Perhaps my own inner quest to experience more of these doors is what grounded my immediate yes to the pilgrimage invitation: a jubilee year, a passage through the holy doors, journey and movement beyond. I could not resist.

And the pilgrimage did not disappoint. Each person walking through the holy doors is personally invited to cross over the threshold, to feel a sense of belonging to something far greater than the material world can provide. And in my experience, that “something greater” is often a togetherness, a unity on some level, like the unity I felt with the students reflected on those uniform information cards. Division falls away, and I begin to see that we belong together.

I felt that sense of belonging together again at St. Peter’s Square during Pope Leo XIV’s Wednesday general audience (only the second of his new papacy). We heard the pope speak in many languages. But when he spoke in English, clearly as an American, the priest on our pilgrimage who was sitting next to me, Father Ralph O’Donnell (now Bishop O’Donnell), began to wipe away tears. He said that when he heard an American pope speaking his language, he also heard Jesus’ voice: “My sheep hear my voice; I know them, and they follow me” (Jn 10:27).

Father Ralph heard Jesus’ voice at that moment—and through Father Ralph, I heard it, too. Another unity: Jesus, the pope, Father Ralph and myself brought together through 2,000 years to a moving experience at this exact place and time; Jesus, the door to new life—then and now.

_ _ _ _ _

Reproduce word for word the part of the pilgrimage excerpt above that begins at "Father Ralph heard" and stops after "life—then and now.".

EXTRACTED ENTRIES:
_ _ _ _ _

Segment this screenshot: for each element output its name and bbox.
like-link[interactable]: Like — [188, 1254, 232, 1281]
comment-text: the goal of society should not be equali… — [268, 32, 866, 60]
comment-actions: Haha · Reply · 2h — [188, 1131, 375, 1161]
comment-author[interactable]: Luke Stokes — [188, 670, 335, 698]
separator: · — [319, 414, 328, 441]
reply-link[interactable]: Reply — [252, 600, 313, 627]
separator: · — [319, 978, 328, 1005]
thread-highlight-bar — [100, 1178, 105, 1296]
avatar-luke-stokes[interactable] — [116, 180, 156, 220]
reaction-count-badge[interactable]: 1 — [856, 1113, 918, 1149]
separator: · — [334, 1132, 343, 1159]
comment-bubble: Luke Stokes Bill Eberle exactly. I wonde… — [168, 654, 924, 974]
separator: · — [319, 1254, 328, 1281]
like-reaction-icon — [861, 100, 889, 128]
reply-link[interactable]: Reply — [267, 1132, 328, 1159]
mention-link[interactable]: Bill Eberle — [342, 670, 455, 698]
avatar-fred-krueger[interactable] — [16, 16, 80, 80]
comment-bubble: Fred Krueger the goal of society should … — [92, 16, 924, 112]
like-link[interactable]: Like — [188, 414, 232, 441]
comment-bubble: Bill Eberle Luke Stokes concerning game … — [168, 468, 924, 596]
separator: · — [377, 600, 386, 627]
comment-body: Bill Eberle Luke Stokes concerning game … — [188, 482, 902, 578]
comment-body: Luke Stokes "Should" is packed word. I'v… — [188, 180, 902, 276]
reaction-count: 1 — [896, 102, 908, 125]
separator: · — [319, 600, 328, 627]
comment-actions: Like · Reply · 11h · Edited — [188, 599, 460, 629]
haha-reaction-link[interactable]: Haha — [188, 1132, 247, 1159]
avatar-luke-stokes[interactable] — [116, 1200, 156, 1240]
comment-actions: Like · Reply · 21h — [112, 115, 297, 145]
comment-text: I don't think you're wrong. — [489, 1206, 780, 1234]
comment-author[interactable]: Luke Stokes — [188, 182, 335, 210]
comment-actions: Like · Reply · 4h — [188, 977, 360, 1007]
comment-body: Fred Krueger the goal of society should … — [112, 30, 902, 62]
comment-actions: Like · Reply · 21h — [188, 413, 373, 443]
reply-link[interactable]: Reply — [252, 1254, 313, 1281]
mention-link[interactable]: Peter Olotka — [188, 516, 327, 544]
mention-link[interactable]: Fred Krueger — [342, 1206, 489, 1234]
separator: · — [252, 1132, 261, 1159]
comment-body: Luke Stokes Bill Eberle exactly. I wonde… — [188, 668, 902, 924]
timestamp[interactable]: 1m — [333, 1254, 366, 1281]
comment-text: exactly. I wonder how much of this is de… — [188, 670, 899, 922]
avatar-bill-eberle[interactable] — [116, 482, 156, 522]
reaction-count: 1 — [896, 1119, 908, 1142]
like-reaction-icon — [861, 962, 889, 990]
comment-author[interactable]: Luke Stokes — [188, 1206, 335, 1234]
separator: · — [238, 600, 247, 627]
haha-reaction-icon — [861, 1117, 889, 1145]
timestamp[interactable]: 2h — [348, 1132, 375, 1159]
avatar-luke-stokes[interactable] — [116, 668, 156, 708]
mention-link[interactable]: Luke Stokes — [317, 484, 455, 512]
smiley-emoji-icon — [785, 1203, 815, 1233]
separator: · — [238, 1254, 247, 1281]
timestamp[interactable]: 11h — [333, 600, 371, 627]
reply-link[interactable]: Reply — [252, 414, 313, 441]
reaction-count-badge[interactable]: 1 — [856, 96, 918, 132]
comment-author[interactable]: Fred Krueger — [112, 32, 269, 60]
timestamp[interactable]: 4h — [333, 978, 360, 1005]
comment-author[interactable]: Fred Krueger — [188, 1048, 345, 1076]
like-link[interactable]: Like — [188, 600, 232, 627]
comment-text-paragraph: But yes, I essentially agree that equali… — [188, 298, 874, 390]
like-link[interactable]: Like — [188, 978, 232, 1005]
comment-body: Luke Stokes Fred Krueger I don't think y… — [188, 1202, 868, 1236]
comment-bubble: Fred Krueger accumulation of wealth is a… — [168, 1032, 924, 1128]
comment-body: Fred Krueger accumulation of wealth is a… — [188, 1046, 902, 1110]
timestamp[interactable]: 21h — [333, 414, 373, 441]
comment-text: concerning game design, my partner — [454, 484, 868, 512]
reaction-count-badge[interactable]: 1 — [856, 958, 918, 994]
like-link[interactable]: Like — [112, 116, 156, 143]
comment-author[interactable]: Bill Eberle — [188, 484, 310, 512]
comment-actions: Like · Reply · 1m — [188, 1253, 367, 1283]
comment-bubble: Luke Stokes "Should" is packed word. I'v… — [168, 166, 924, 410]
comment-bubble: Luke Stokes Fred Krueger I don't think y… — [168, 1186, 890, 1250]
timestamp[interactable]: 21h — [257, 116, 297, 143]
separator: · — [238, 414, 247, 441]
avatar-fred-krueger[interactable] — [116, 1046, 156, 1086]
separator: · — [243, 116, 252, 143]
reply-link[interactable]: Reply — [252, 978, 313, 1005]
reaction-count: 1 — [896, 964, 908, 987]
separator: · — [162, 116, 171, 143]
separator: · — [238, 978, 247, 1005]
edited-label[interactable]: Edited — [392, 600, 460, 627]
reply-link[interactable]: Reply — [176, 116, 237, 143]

_ _ _ _ _

EXERCISE RESULT:
Father Ralph heard Jesus’ voice at that moment—and through Father Ralph, I heard it, too. Another unity: Jesus, the pope, Father Ralph and myself brought together through 2,000 years to a moving experience at this exact place and time; Jesus, the door to new life—then and now.